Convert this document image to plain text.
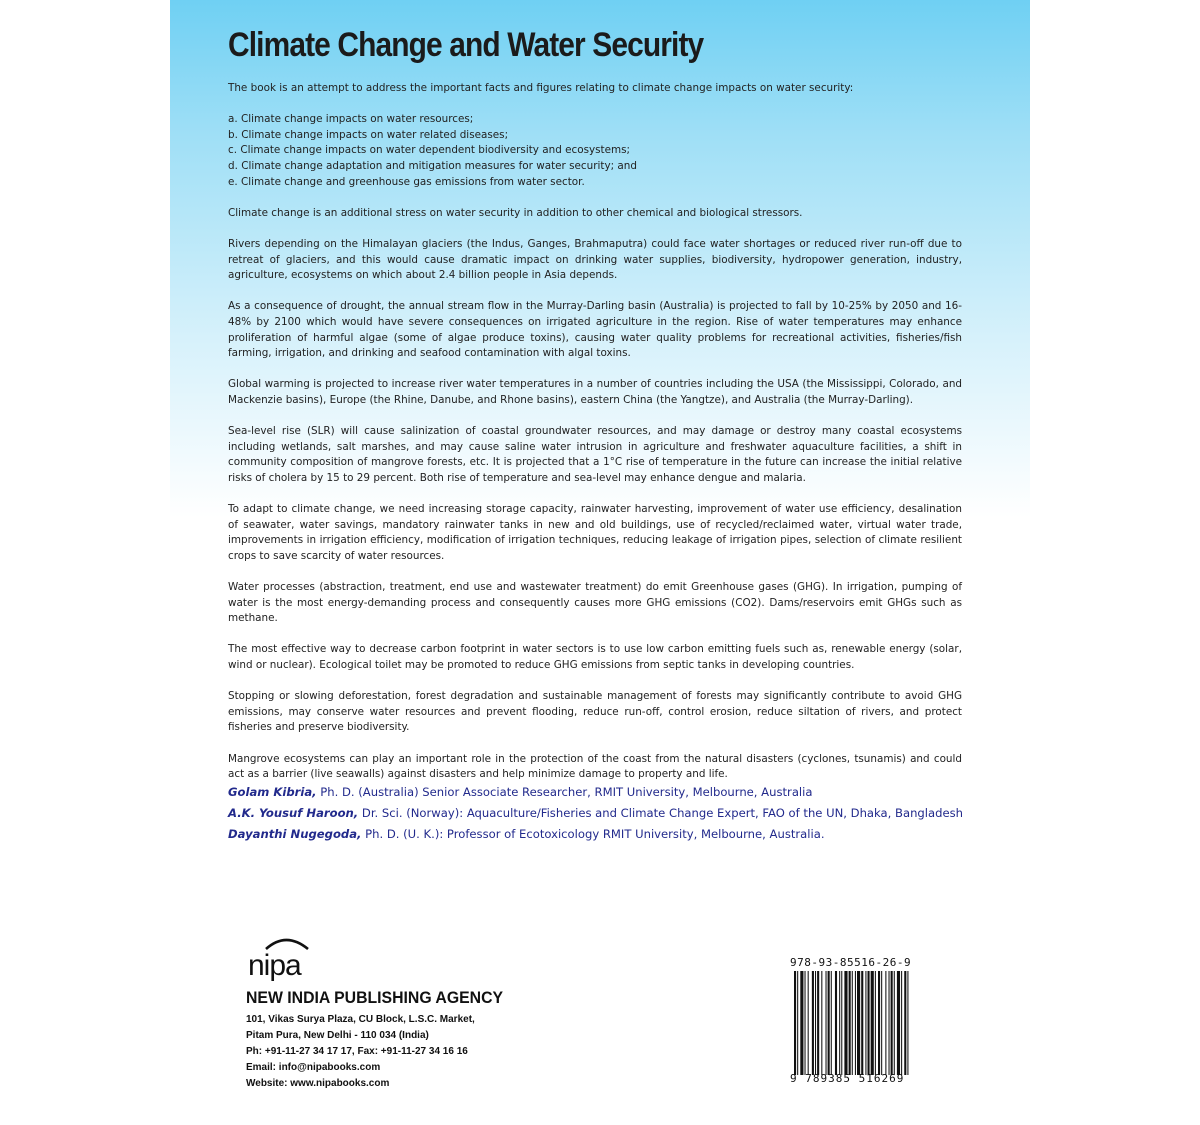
Climate Change and Water Security

The book is an attempt to address the important facts and figures relating to climate change impacts on water security:

a. Climate change impacts on water resources;
b. Climate change impacts on water related diseases;
c. Climate change impacts on water dependent biodiversity and ecosystems;
d. Climate change adaptation and mitigation measures for water security; and
e. Climate change and greenhouse gas emissions from water sector.

Climate change is an additional stress on water security in addition to other chemical and biological stressors.

Rivers depending on the Himalayan glaciers (the Indus, Ganges, Brahmaputra) could face water shortages or reduced river run-off due to retreat of glaciers, and this would cause dramatic impact on drinking water supplies, biodiversity, hydropower generation, industry, agriculture, ecosystems on which about 2.4 billion people in Asia depends.

As a consequence of drought, the annual stream flow in the Murray-Darling basin (Australia) is projected to fall by 10-25% by 2050 and 16-48% by 2100 which would have severe consequences on irrigated agriculture in the region. Rise of water temperatures may enhance proliferation of harmful algae (some of algae produce toxins), causing water quality problems for recreational activities, fisheries/fish farming, irrigation, and drinking and seafood contamination with algal toxins.

Global warming is projected to increase river water temperatures in a number of countries including the USA (the Mississippi, Colorado, and Mackenzie basins), Europe (the Rhine, Danube, and Rhone basins), eastern China (the Yangtze), and Australia (the Murray-Darling).

Sea-level rise (SLR) will cause salinization of coastal groundwater resources, and may damage or destroy many coastal ecosystems including wetlands, salt marshes, and may cause saline water intrusion in agriculture and freshwater aquaculture facilities, a shift in community composition of mangrove forests, etc. It is projected that a 1°C rise of temperature in the future can increase the initial relative risks of cholera by 15 to 29 percent. Both rise of temperature and sea-level may enhance dengue and malaria.

To adapt to climate change, we need increasing storage capacity, rainwater harvesting, improvement of water use efficiency, desalination of seawater, water savings, mandatory rainwater tanks in new and old buildings, use of recycled/reclaimed water, virtual water trade, improvements in irrigation efficiency, modification of irrigation techniques, reducing leakage of irrigation pipes, selection of climate resilient crops to save scarcity of water resources.

Water processes (abstraction, treatment, end use and wastewater treatment) do emit Greenhouse gases (GHG). In irrigation, pumping of water is the most energy-demanding process and consequently causes more GHG emissions (CO2). Dams/reservoirs emit GHGs such as methane.

The most effective way to decrease carbon footprint in water sectors is to use low carbon emitting fuels such as, renewable energy (solar, wind or nuclear). Ecological toilet may be promoted to reduce GHG emissions from septic tanks in developing countries.

Stopping or slowing deforestation, forest degradation and sustainable management of forests may significantly contribute to avoid GHG emissions, may conserve water resources and prevent flooding, reduce run-off, control erosion, reduce siltation of rivers, and protect fisheries and preserve biodiversity.

Mangrove ecosystems can play an important role in the protection of the coast from the natural disasters (cyclones, tsunamis) and could act as a barrier (live seawalls) against disasters and help minimize damage to property and life.

Golam Kibria, Ph. D. (Australia) Senior Associate Researcher, RMIT University, Melbourne, Australia
A.K. Yousuf Haroon, Dr. Sci. (Norway): Aquaculture/Fisheries and Climate Change Expert, FAO of the UN, Dhaka, Bangladesh
Dayanthi Nugegoda, Ph. D. (U. K.): Professor of Ecotoxicology RMIT University, Melbourne, Australia.
nipa
NEW INDIA PUBLISHING AGENCY
101, Vikas Surya Plaza, CU Block, L.S.C. Market,
Pitam Pura, New Delhi - 110 034 (India)
Ph: +91-11-27 34 17 17, Fax: +91-11-27 34 16 16
Email: info@nipabooks.com
Website: www.nipabooks.com
978-93-85516-26-9
9 789385 516269
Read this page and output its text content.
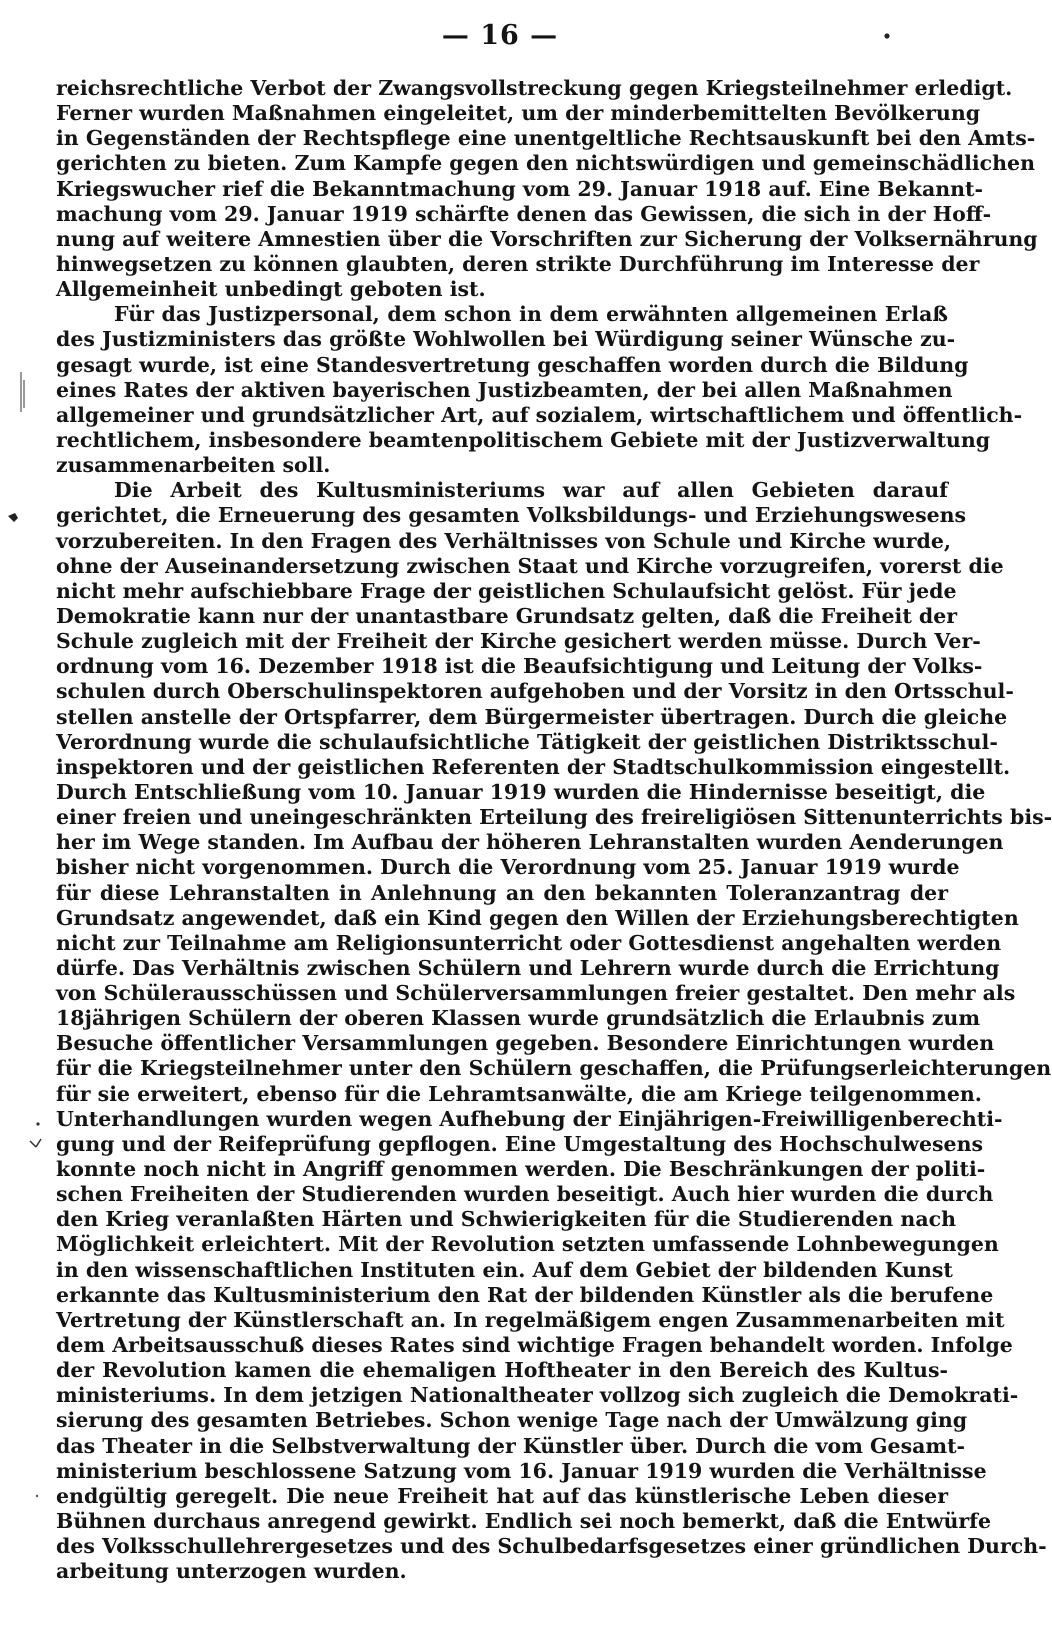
— 16 —
reichsrechtliche Verbot der Zwangsvollstreckung gegen Kriegsteilnehmer erledigt.
Ferner wurden Maßnahmen eingeleitet, um der minderbemittelten Bevölkerung
in Gegenständen der Rechtspflege eine unentgeltliche Rechtsauskunft bei den Amts-
gerichten zu bieten. Zum Kampfe gegen den nichtswürdigen und gemeinschädlichen
Kriegswucher rief die Bekanntmachung vom 29. Januar 1918 auf. Eine Bekannt-
machung vom 29. Januar 1919 schärfte denen das Gewissen, die sich in der Hoff-
nung auf weitere Amnestien über die Vorschriften zur Sicherung der Volksernährung
hinwegsetzen zu können glaubten, deren strikte Durchführung im Interesse der
Allgemeinheit unbedingt geboten ist.
Für das Justizpersonal, dem schon in dem erwähnten allgemeinen Erlaß
des Justizministers das größte Wohlwollen bei Würdigung seiner Wünsche zu-
gesagt wurde, ist eine Standesvertretung geschaffen worden durch die Bildung
eines Rates der aktiven bayerischen Justizbeamten, der bei allen Maßnahmen
allgemeiner und grundsätzlicher Art, auf sozialem, wirtschaftlichem und öffentlich-
rechtlichem, insbesondere beamtenpolitischem Gebiete mit der Justizverwaltung
zusammenarbeiten soll.
Die Arbeit des Kultusministeriums war auf allen Gebieten darauf
gerichtet, die Erneuerung des gesamten Volksbildungs- und Erziehungswesens
vorzubereiten. In den Fragen des Verhältnisses von Schule und Kirche wurde,
ohne der Auseinandersetzung zwischen Staat und Kirche vorzugreifen, vorerst die
nicht mehr aufschiebbare Frage der geistlichen Schulaufsicht gelöst. Für jede
Demokratie kann nur der unantastbare Grundsatz gelten, daß die Freiheit der
Schule zugleich mit der Freiheit der Kirche gesichert werden müsse. Durch Ver-
ordnung vom 16. Dezember 1918 ist die Beaufsichtigung und Leitung der Volks-
schulen durch Oberschulinspektoren aufgehoben und der Vorsitz in den Ortsschul-
stellen anstelle der Ortspfarrer, dem Bürgermeister übertragen. Durch die gleiche
Verordnung wurde die schulaufsichtliche Tätigkeit der geistlichen Distriktsschul-
inspektoren und der geistlichen Referenten der Stadtschulkommission eingestellt.
Durch Entschließung vom 10. Januar 1919 wurden die Hindernisse beseitigt, die
einer freien und uneingeschränkten Erteilung des freireligiösen Sittenunterrichts bis-
her im Wege standen. Im Aufbau der höheren Lehranstalten wurden Aenderungen
bisher nicht vorgenommen. Durch die Verordnung vom 25. Januar 1919 wurde
für diese Lehranstalten in Anlehnung an den bekannten Toleranzantrag der
Grundsatz angewendet, daß ein Kind gegen den Willen der Erziehungsberechtigten
nicht zur Teilnahme am Religionsunterricht oder Gottesdienst angehalten werden
dürfe. Das Verhältnis zwischen Schülern und Lehrern wurde durch die Errichtung
von Schülerausschüssen und Schülerversammlungen freier gestaltet. Den mehr als
18jährigen Schülern der oberen Klassen wurde grundsätzlich die Erlaubnis zum
Besuche öffentlicher Versammlungen gegeben. Besondere Einrichtungen wurden
für die Kriegsteilnehmer unter den Schülern geschaffen, die Prüfungserleichterungen
für sie erweitert, ebenso für die Lehramtsanwälte, die am Kriege teilgenommen.
Unterhandlungen wurden wegen Aufhebung der Einjährigen-Freiwilligenberechti-
gung und der Reifeprüfung gepflogen. Eine Umgestaltung des Hochschulwesens
konnte noch nicht in Angriff genommen werden. Die Beschränkungen der politi-
schen Freiheiten der Studierenden wurden beseitigt. Auch hier wurden die durch
den Krieg veranlaßten Härten und Schwierigkeiten für die Studierenden nach
Möglichkeit erleichtert. Mit der Revolution setzten umfassende Lohnbewegungen
in den wissenschaftlichen Instituten ein. Auf dem Gebiet der bildenden Kunst
erkannte das Kultusministerium den Rat der bildenden Künstler als die berufene
Vertretung der Künstlerschaft an. In regelmäßigem engen Zusammenarbeiten mit
dem Arbeitsausschuß dieses Rates sind wichtige Fragen behandelt worden. Infolge
der Revolution kamen die ehemaligen Hoftheater in den Bereich des Kultus-
ministeriums. In dem jetzigen Nationaltheater vollzog sich zugleich die Demokrati-
sierung des gesamten Betriebes. Schon wenige Tage nach der Umwälzung ging
das Theater in die Selbstverwaltung der Künstler über. Durch die vom Gesamt-
ministerium beschlossene Satzung vom 16. Januar 1919 wurden die Verhältnisse
endgültig geregelt. Die neue Freiheit hat auf das künstlerische Leben dieser
Bühnen durchaus anregend gewirkt. Endlich sei noch bemerkt, daß die Entwürfe
des Volksschullehrergesetzes und des Schulbedarfsgesetzes einer gründlichen Durch-
arbeitung unterzogen wurden.
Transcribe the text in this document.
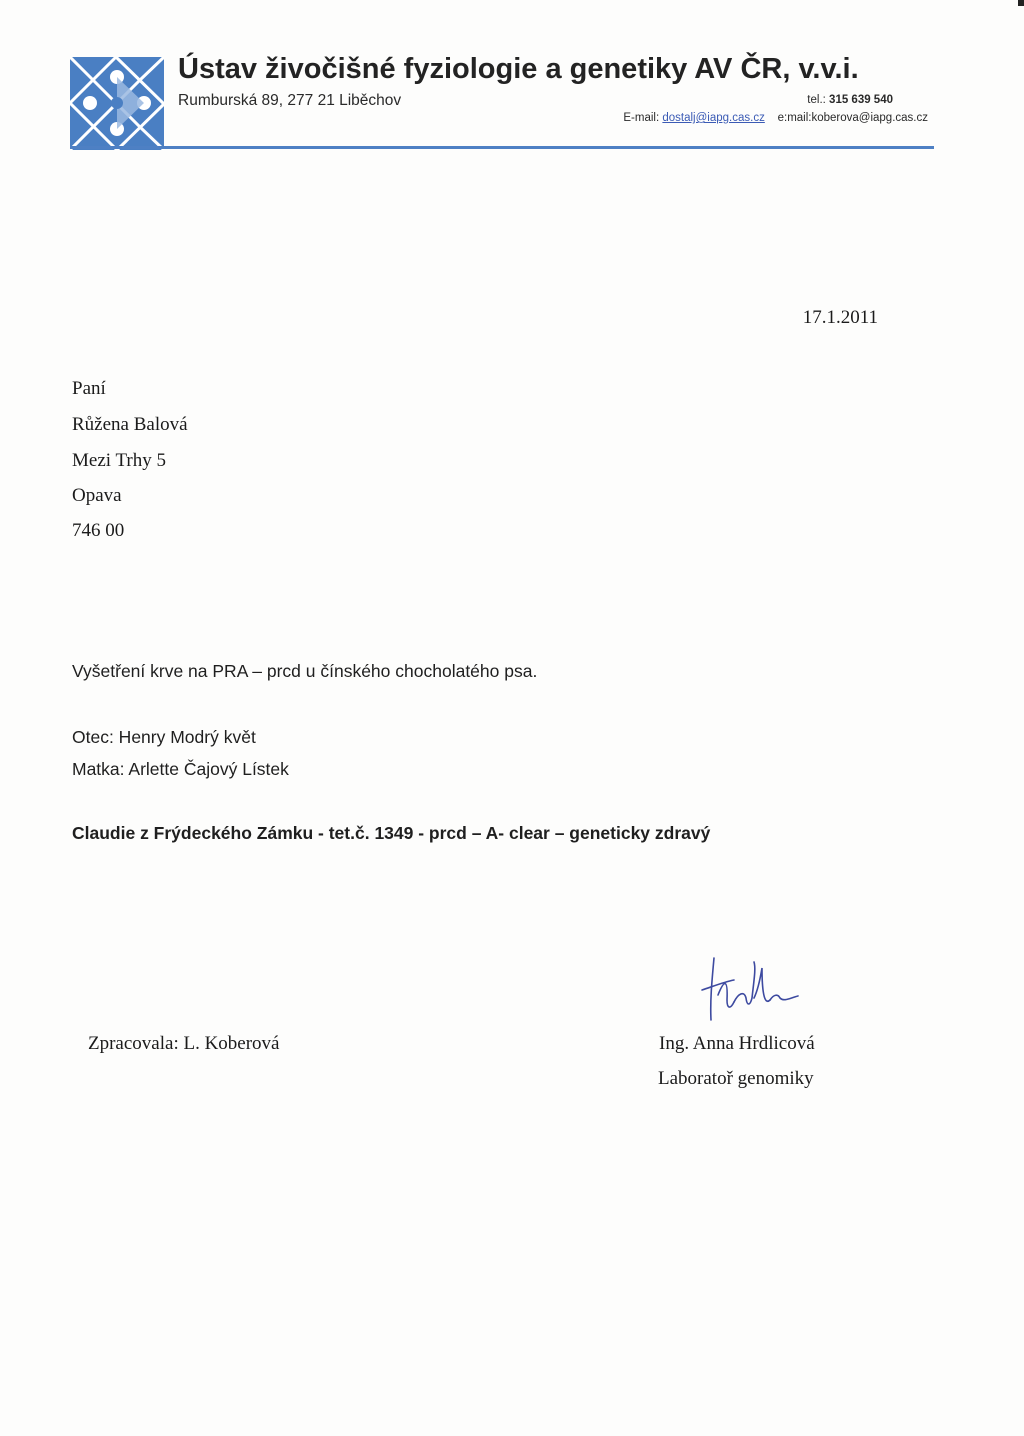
Ústav živočišné fyziologie a genetiky AV ČR, v.v.i.
Rumburská 89, 277 21 Liběchov	tel.: 315 639 540
E-mail: dostalj@iapg.cas.cz e:mail:koberova@iapg.cas.cz
17.1.2011
Paní
Růžena Balová
Mezi Trhy 5
Opava
746 00
Vyšetření krve na PRA – prcd u čínského chocholatého psa.
Otec: Henry Modrý květ
Matka: Arlette Čajový Lístek
Claudie z Frýdeckého Zámku - tet.č. 1349 - prcd – A- clear – geneticky zdravý
Zpracovala: L. Koberová	Ing. Anna Hrdlicová
Laboratoř genomiky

→ **Work to complete**:
Each line from the one with "Transcribe the text in this document." to the final line of the data above is to be printed exactly; no picture should appear in the copy.

→ **Reply to the task**:
Transcribe the text in this document.
Ústav živočišné fyziologie a genetiky AV ČR, v.v.i.
Rumburská 89, 277 21 Liběchov	tel.: 315 639 540
E-mail: dostalj@iapg.cas.cz e:mail:koberova@iapg.cas.cz
17.1.2011
Paní
Růžena Balová
Mezi Trhy 5
Opava
746 00
Vyšetření krve na PRA – prcd u čínského chocholatého psa.
Otec: Henry Modrý květ
Matka: Arlette Čajový Lístek
Claudie z Frýdeckého Zámku - tet.č. 1349 - prcd – A- clear – geneticky zdravý
Zpracovala: L. Koberová	Ing. Anna Hrdlicová
Laboratoř genomiky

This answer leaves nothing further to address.